◆ Task brief ◆
Print the following lines again exactly, with no changes.

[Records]
▬▬▬▬▬▬▬▬▬▬

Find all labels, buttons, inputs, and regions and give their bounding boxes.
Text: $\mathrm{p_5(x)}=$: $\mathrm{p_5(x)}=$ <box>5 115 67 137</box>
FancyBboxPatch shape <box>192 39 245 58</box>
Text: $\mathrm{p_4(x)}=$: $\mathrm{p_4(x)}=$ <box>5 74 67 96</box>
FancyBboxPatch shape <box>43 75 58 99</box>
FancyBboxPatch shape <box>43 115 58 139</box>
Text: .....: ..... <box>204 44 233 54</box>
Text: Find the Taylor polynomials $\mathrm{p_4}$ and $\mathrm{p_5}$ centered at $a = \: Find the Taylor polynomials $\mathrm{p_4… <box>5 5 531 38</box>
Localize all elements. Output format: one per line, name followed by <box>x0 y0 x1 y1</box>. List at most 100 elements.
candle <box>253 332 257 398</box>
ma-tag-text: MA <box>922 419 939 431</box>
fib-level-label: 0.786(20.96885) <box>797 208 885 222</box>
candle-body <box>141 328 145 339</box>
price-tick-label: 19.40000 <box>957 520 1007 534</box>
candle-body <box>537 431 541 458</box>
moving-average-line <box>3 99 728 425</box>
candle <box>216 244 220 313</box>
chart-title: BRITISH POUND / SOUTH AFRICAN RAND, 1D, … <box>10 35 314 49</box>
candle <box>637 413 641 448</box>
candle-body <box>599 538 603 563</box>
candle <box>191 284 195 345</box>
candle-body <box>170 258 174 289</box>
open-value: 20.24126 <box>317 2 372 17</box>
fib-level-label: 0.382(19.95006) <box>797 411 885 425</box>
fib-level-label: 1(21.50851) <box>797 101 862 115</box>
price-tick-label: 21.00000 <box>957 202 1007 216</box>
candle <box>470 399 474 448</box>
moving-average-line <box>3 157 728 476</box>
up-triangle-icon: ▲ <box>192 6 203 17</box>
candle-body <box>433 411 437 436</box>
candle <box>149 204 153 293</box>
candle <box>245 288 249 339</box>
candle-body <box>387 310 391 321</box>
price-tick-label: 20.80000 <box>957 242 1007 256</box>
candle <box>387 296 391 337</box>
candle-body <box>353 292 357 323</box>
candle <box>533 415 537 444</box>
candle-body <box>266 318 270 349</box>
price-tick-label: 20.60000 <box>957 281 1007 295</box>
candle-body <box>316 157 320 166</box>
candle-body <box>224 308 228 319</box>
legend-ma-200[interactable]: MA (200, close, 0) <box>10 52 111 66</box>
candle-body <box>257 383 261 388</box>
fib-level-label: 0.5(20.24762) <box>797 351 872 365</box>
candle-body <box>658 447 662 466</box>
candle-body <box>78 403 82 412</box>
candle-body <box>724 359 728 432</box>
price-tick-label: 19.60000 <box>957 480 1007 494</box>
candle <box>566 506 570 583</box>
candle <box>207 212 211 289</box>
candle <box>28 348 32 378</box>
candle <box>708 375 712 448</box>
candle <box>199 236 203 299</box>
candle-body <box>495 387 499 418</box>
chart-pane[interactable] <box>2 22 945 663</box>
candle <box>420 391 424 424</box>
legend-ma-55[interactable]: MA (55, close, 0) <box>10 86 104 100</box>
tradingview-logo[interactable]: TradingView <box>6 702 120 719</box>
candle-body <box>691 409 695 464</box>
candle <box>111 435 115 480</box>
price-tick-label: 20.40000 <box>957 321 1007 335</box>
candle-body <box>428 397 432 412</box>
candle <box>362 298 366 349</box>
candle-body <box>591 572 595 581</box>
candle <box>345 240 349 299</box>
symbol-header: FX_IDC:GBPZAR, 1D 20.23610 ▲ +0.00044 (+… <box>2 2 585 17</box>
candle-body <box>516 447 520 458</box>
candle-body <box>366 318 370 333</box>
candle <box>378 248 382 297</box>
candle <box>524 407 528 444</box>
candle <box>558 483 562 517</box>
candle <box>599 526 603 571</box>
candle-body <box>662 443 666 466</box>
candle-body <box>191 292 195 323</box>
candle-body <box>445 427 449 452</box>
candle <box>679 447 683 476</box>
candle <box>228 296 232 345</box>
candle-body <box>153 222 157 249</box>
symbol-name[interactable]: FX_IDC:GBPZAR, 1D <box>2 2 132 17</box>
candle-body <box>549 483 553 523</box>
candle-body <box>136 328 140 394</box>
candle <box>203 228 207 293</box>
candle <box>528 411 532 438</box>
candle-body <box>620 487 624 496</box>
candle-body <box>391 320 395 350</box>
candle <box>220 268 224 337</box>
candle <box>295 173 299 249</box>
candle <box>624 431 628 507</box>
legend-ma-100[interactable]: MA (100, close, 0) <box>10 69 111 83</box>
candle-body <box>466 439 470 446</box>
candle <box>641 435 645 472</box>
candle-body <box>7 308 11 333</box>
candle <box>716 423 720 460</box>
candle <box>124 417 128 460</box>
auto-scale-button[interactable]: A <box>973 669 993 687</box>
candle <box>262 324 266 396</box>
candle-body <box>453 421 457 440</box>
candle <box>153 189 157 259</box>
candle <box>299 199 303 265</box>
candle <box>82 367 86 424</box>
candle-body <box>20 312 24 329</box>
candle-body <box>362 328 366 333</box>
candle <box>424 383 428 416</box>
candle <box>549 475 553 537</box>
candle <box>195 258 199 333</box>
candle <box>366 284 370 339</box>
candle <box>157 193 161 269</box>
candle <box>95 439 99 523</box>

▬▬▬▬▬▬▬▬▬▬

◆ Result of this task ◆
Find all labels, buttons, inputs, and regions and give their bounding boxes.
Text: $\mathrm{p_5(x)}=$: $\mathrm{p_5(x)}=$ <box>5 115 67 137</box>
FancyBboxPatch shape <box>192 39 245 58</box>
Text: $\mathrm{p_4(x)}=$: $\mathrm{p_4(x)}=$ <box>5 74 67 96</box>
FancyBboxPatch shape <box>43 75 58 99</box>
FancyBboxPatch shape <box>43 115 58 139</box>
Text: .....: ..... <box>204 44 233 54</box>
Text: Find the Taylor polynomials $\mathrm{p_4}$ and $\mathrm{p_5}$ centered at $a = \: Find the Taylor polynomials $\mathrm{p_4… <box>5 5 531 38</box>
Localize all elements. Output format: one per line, name followed by <box>x0 y0 x1 y1</box>. List at most 100 elements.
candle <box>253 332 257 398</box>
ma-tag-text: MA <box>922 419 939 431</box>
fib-level-label: 0.786(20.96885) <box>797 208 885 222</box>
candle-body <box>141 328 145 339</box>
price-tick-label: 19.40000 <box>957 520 1007 534</box>
candle-body <box>537 431 541 458</box>
moving-average-line <box>3 99 728 425</box>
candle <box>216 244 220 313</box>
chart-title: BRITISH POUND / SOUTH AFRICAN RAND, 1D, … <box>10 35 314 49</box>
candle <box>637 413 641 448</box>
candle-body <box>599 538 603 563</box>
candle <box>191 284 195 345</box>
candle-body <box>170 258 174 289</box>
open-value: 20.24126 <box>317 2 372 17</box>
fib-level-label: 0.382(19.95006) <box>797 411 885 425</box>
fib-level-label: 1(21.50851) <box>797 101 862 115</box>
price-tick-label: 21.00000 <box>957 202 1007 216</box>
candle <box>470 399 474 448</box>
moving-average-line <box>3 157 728 476</box>
up-triangle-icon: ▲ <box>192 6 203 17</box>
candle-body <box>433 411 437 436</box>
candle <box>149 204 153 293</box>
candle <box>245 288 249 339</box>
candle-body <box>387 310 391 321</box>
price-tick-label: 20.80000 <box>957 242 1007 256</box>
candle <box>387 296 391 337</box>
candle-body <box>353 292 357 323</box>
candle <box>533 415 537 444</box>
candle-body <box>266 318 270 349</box>
price-tick-label: 20.60000 <box>957 281 1007 295</box>
candle-body <box>316 157 320 166</box>
candle-body <box>224 308 228 319</box>
legend-ma-200[interactable]: MA (200, close, 0) <box>10 52 111 66</box>
candle-body <box>257 383 261 388</box>
fib-level-label: 0.5(20.24762) <box>797 351 872 365</box>
candle-body <box>658 447 662 466</box>
candle-body <box>78 403 82 412</box>
candle-body <box>724 359 728 432</box>
price-tick-label: 19.60000 <box>957 480 1007 494</box>
candle <box>566 506 570 583</box>
candle <box>207 212 211 289</box>
candle <box>28 348 32 378</box>
candle <box>708 375 712 448</box>
candle <box>199 236 203 299</box>
candle-body <box>495 387 499 418</box>
chart-pane[interactable] <box>2 22 945 663</box>
candle <box>420 391 424 424</box>
legend-ma-55[interactable]: MA (55, close, 0) <box>10 86 104 100</box>
tradingview-logo[interactable]: TradingView <box>6 702 120 719</box>
candle-body <box>691 409 695 464</box>
candle <box>111 435 115 480</box>
price-tick-label: 20.40000 <box>957 321 1007 335</box>
candle-body <box>428 397 432 412</box>
candle <box>362 298 366 349</box>
candle-body <box>591 572 595 581</box>
candle <box>345 240 349 299</box>
symbol-header: FX_IDC:GBPZAR, 1D 20.23610 ▲ +0.00044 (+… <box>2 2 585 17</box>
candle-body <box>516 447 520 458</box>
candle-body <box>366 318 370 333</box>
candle <box>378 248 382 297</box>
candle <box>524 407 528 444</box>
candle <box>558 483 562 517</box>
candle <box>599 526 603 571</box>
candle-body <box>662 443 666 466</box>
candle-body <box>191 292 195 323</box>
candle-body <box>445 427 449 452</box>
candle <box>679 447 683 476</box>
candle <box>228 296 232 345</box>
candle-body <box>153 222 157 249</box>
symbol-name[interactable]: FX_IDC:GBPZAR, 1D <box>2 2 132 17</box>
candle-body <box>549 483 553 523</box>
candle-body <box>136 328 140 394</box>
candle <box>203 228 207 293</box>
candle <box>528 411 532 438</box>
candle-body <box>620 487 624 496</box>
candle-body <box>391 320 395 350</box>
candle <box>220 268 224 337</box>
candle <box>295 173 299 249</box>
candle <box>624 431 628 507</box>
legend-ma-100[interactable]: MA (100, close, 0) <box>10 69 111 83</box>
candle-body <box>466 439 470 446</box>
candle <box>641 435 645 472</box>
candle-body <box>7 308 11 333</box>
candle <box>716 423 720 460</box>
candle <box>124 417 128 460</box>
auto-scale-button[interactable]: A <box>973 669 993 687</box>
candle <box>262 324 266 396</box>
candle-body <box>453 421 457 440</box>
candle <box>153 189 157 259</box>
candle <box>299 199 303 265</box>
candle <box>82 367 86 424</box>
candle-body <box>20 312 24 329</box>
candle-body <box>362 328 366 333</box>
candle <box>424 383 428 416</box>
candle <box>549 475 553 537</box>
candle <box>195 258 199 333</box>
candle <box>366 284 370 339</box>
candle <box>157 193 161 269</box>
candle <box>95 439 99 523</box>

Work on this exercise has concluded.